— begin Records provided —

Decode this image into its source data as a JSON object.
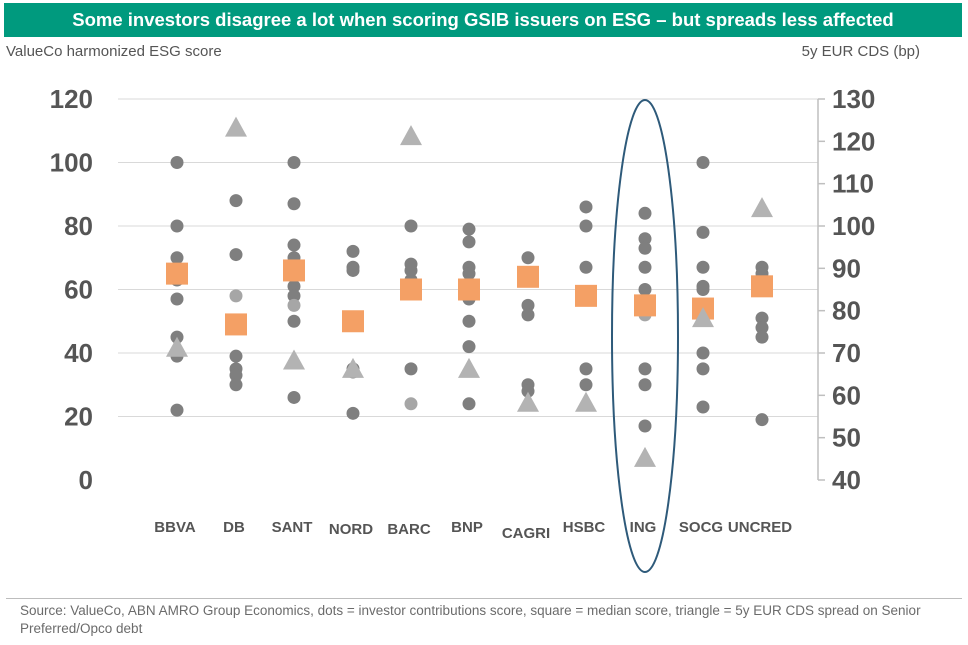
{
  "title": "Some investors disagree a lot when scoring GSIB issuers on ESG – but spreads less affected",
  "left_axis_title": "ValueCo harmonized ESG score",
  "right_axis_title": "5y EUR CDS (bp)",
  "source": "Source: ValueCo, ABN AMRO Group Economics, dots = investor contributions score, square = median score, triangle = 5y EUR CDS spread on Senior Preferred/Opco debt",
  "colors": {
    "title_bg": "#009a7e",
    "dot": "#7f7f7f",
    "light_dot": "#a6a6a6",
    "square": "#f4a065",
    "triangle": "#b3b3b3",
    "highlight_ellipse": "#2e5a7a",
    "axis_text": "#555555"
  },
  "chart_data": {
    "type": "scatter",
    "categories": [
      "BBVA",
      "DB",
      "SANT",
      "NORD",
      "BARC",
      "BNP",
      "CAGRI",
      "HSBC",
      "ING",
      "SOCG",
      "UNCRED"
    ],
    "left_axis": {
      "min": 0,
      "max": 120,
      "ticks": [
        0,
        20,
        40,
        60,
        80,
        100,
        120
      ]
    },
    "right_axis": {
      "min": 40,
      "max": 130,
      "ticks": [
        40,
        50,
        60,
        70,
        80,
        90,
        100,
        110,
        120,
        130
      ]
    },
    "series": [
      {
        "name": "investor contributions score",
        "marker": "dot",
        "axis": "left",
        "values": [
          [
            100,
            80,
            70,
            63,
            57,
            45,
            39,
            22
          ],
          [
            88,
            71,
            39,
            35,
            33,
            30
          ],
          [
            100,
            87,
            74,
            70,
            61,
            58,
            50,
            26
          ],
          [
            72,
            67,
            66,
            35,
            34,
            21
          ],
          [
            80,
            68,
            66,
            63,
            35
          ],
          [
            79,
            75,
            67,
            65,
            57,
            50,
            42,
            24
          ],
          [
            70,
            55,
            52,
            30,
            28
          ],
          [
            86,
            80,
            67,
            59,
            35,
            30
          ],
          [
            84,
            76,
            73,
            67,
            60,
            35,
            30,
            17
          ],
          [
            100,
            78,
            67,
            61,
            60,
            40,
            35,
            23
          ],
          [
            67,
            65,
            51,
            48,
            45,
            19
          ]
        ]
      },
      {
        "name": "investor contributions score (light)",
        "marker": "light-dot",
        "axis": "left",
        "values": [
          [],
          [
            58
          ],
          [
            55
          ],
          [],
          [
            24
          ],
          [],
          [],
          [],
          [
            52
          ],
          [],
          []
        ]
      },
      {
        "name": "median score",
        "marker": "square",
        "axis": "left",
        "values": [
          65,
          49,
          66,
          50,
          60,
          60,
          64,
          58,
          55,
          54,
          61
        ]
      },
      {
        "name": "5y EUR CDS spread on Senior Preferred/Opco debt",
        "marker": "triangle",
        "axis": "right",
        "values": [
          71,
          123,
          68,
          66,
          121,
          66,
          58,
          58,
          45,
          78,
          104
        ]
      }
    ],
    "highlight": {
      "category": "ING",
      "shape": "ellipse"
    }
  }
}
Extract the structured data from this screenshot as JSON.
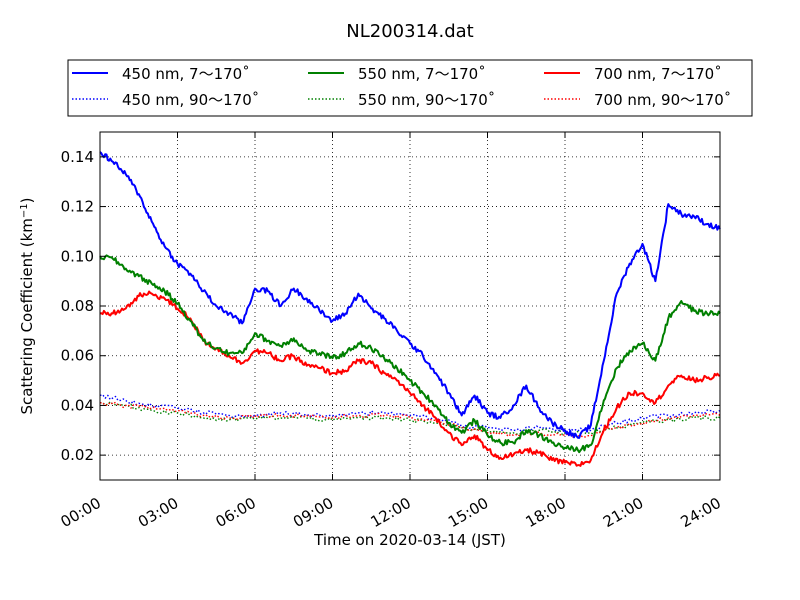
{
  "chart_data": {
    "type": "line",
    "title": "NL200314.dat",
    "xlabel": "Time on 2020-03-14 (JST)",
    "ylabel_main": "Scattering Coefficient (km",
    "ylabel_sup": "−1",
    "ylabel_close": ")",
    "x_unit": "hours since 2020-03-14 00:00 JST",
    "xlim": [
      0,
      24
    ],
    "ylim": [
      0.01,
      0.15
    ],
    "grid": true,
    "legend_position": "top",
    "x_ticks": [
      {
        "value": 0,
        "label": "00:00"
      },
      {
        "value": 3,
        "label": "03:00"
      },
      {
        "value": 6,
        "label": "06:00"
      },
      {
        "value": 9,
        "label": "09:00"
      },
      {
        "value": 12,
        "label": "12:00"
      },
      {
        "value": 15,
        "label": "15:00"
      },
      {
        "value": 18,
        "label": "18:00"
      },
      {
        "value": 21,
        "label": "21:00"
      },
      {
        "value": 24,
        "label": "24:00"
      }
    ],
    "y_ticks": [
      {
        "value": 0.02,
        "label": "0.02"
      },
      {
        "value": 0.04,
        "label": "0.04"
      },
      {
        "value": 0.06,
        "label": "0.06"
      },
      {
        "value": 0.08,
        "label": "0.08"
      },
      {
        "value": 0.1,
        "label": "0.10"
      },
      {
        "value": 0.12,
        "label": "0.12"
      },
      {
        "value": 0.14,
        "label": "0.14"
      }
    ],
    "series": [
      {
        "name": "450 nm, 7～170˚",
        "color": "#0000ff",
        "style": "solid",
        "x": [
          0,
          0.5,
          1,
          1.5,
          2,
          2.5,
          3,
          3.5,
          4,
          4.5,
          5,
          5.5,
          6,
          6.5,
          7,
          7.5,
          8,
          8.5,
          9,
          9.5,
          10,
          10.5,
          11,
          11.5,
          12,
          12.5,
          13,
          13.5,
          14,
          14.5,
          15,
          15.5,
          16,
          16.5,
          17,
          17.5,
          18,
          18.5,
          19,
          19.5,
          20,
          20.5,
          21,
          21.5,
          22,
          22.5,
          23,
          23.5,
          24
        ],
        "y": [
          0.142,
          0.138,
          0.133,
          0.125,
          0.114,
          0.104,
          0.097,
          0.093,
          0.086,
          0.08,
          0.077,
          0.073,
          0.087,
          0.086,
          0.08,
          0.087,
          0.083,
          0.078,
          0.074,
          0.077,
          0.085,
          0.079,
          0.075,
          0.07,
          0.065,
          0.06,
          0.053,
          0.045,
          0.036,
          0.044,
          0.037,
          0.035,
          0.04,
          0.048,
          0.039,
          0.033,
          0.03,
          0.027,
          0.032,
          0.058,
          0.085,
          0.097,
          0.105,
          0.09,
          0.121,
          0.117,
          0.116,
          0.113,
          0.111
        ]
      },
      {
        "name": "450 nm, 90～170˚",
        "color": "#0000ff",
        "style": "dotted",
        "x": [
          0,
          1,
          2,
          3,
          4,
          5,
          6,
          7,
          8,
          9,
          10,
          11,
          12,
          13,
          14,
          15,
          16,
          17,
          18,
          19,
          20,
          21,
          22,
          23,
          24
        ],
        "y": [
          0.044,
          0.042,
          0.04,
          0.039,
          0.037,
          0.036,
          0.036,
          0.037,
          0.036,
          0.036,
          0.037,
          0.037,
          0.036,
          0.035,
          0.032,
          0.031,
          0.03,
          0.031,
          0.03,
          0.03,
          0.033,
          0.035,
          0.036,
          0.037,
          0.038
        ]
      },
      {
        "name": "550 nm, 7～170˚",
        "color": "#008000",
        "style": "solid",
        "x": [
          0,
          0.5,
          1,
          1.5,
          2,
          2.5,
          3,
          3.5,
          4,
          4.5,
          5,
          5.5,
          6,
          6.5,
          7,
          7.5,
          8,
          8.5,
          9,
          9.5,
          10,
          10.5,
          11,
          11.5,
          12,
          12.5,
          13,
          13.5,
          14,
          14.5,
          15,
          15.5,
          16,
          16.5,
          17,
          17.5,
          18,
          18.5,
          19,
          19.5,
          20,
          20.5,
          21,
          21.5,
          22,
          22.5,
          23,
          23.5,
          24
        ],
        "y": [
          0.1,
          0.099,
          0.095,
          0.092,
          0.089,
          0.086,
          0.081,
          0.074,
          0.066,
          0.063,
          0.061,
          0.061,
          0.069,
          0.066,
          0.064,
          0.067,
          0.062,
          0.061,
          0.059,
          0.061,
          0.065,
          0.063,
          0.059,
          0.055,
          0.05,
          0.045,
          0.04,
          0.033,
          0.029,
          0.034,
          0.028,
          0.025,
          0.025,
          0.03,
          0.028,
          0.025,
          0.023,
          0.022,
          0.024,
          0.042,
          0.055,
          0.062,
          0.065,
          0.058,
          0.075,
          0.082,
          0.078,
          0.077,
          0.077
        ]
      },
      {
        "name": "550 nm, 90～170˚",
        "color": "#008000",
        "style": "dotted",
        "x": [
          0,
          1,
          2,
          3,
          4,
          5,
          6,
          7,
          8,
          9,
          10,
          11,
          12,
          13,
          14,
          15,
          16,
          17,
          18,
          19,
          20,
          21,
          22,
          23,
          24
        ],
        "y": [
          0.041,
          0.04,
          0.038,
          0.037,
          0.035,
          0.034,
          0.035,
          0.035,
          0.035,
          0.034,
          0.035,
          0.035,
          0.034,
          0.033,
          0.031,
          0.03,
          0.029,
          0.03,
          0.029,
          0.029,
          0.031,
          0.033,
          0.034,
          0.035,
          0.035
        ]
      },
      {
        "name": "700 nm, 7～170˚",
        "color": "#ff0000",
        "style": "solid",
        "x": [
          0,
          0.5,
          1,
          1.5,
          2,
          2.5,
          3,
          3.5,
          4,
          4.5,
          5,
          5.5,
          6,
          6.5,
          7,
          7.5,
          8,
          8.5,
          9,
          9.5,
          10,
          10.5,
          11,
          11.5,
          12,
          12.5,
          13,
          13.5,
          14,
          14.5,
          15,
          15.5,
          16,
          16.5,
          17,
          17.5,
          18,
          18.5,
          19,
          19.5,
          20,
          20.5,
          21,
          21.5,
          22,
          22.5,
          23,
          23.5,
          24
        ],
        "y": [
          0.077,
          0.077,
          0.079,
          0.084,
          0.085,
          0.083,
          0.079,
          0.075,
          0.066,
          0.063,
          0.06,
          0.057,
          0.062,
          0.061,
          0.058,
          0.06,
          0.056,
          0.055,
          0.053,
          0.054,
          0.058,
          0.057,
          0.053,
          0.05,
          0.045,
          0.04,
          0.035,
          0.029,
          0.024,
          0.028,
          0.022,
          0.019,
          0.02,
          0.022,
          0.021,
          0.018,
          0.017,
          0.016,
          0.018,
          0.03,
          0.039,
          0.045,
          0.045,
          0.041,
          0.048,
          0.052,
          0.05,
          0.051,
          0.052
        ]
      },
      {
        "name": "700 nm, 90～170˚",
        "color": "#ff0000",
        "style": "dotted",
        "x": [
          0,
          1,
          2,
          3,
          4,
          5,
          6,
          7,
          8,
          9,
          10,
          11,
          12,
          13,
          14,
          15,
          16,
          17,
          18,
          19,
          20,
          21,
          22,
          23,
          24
        ],
        "y": [
          0.041,
          0.04,
          0.039,
          0.038,
          0.036,
          0.035,
          0.036,
          0.036,
          0.036,
          0.035,
          0.036,
          0.036,
          0.035,
          0.034,
          0.031,
          0.029,
          0.028,
          0.029,
          0.028,
          0.028,
          0.031,
          0.033,
          0.035,
          0.036,
          0.036
        ]
      }
    ]
  }
}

— end Records provided —

# Task statement:
Say how many lines of the data hold the string "square". Reply with the number alone.

# The reply:
3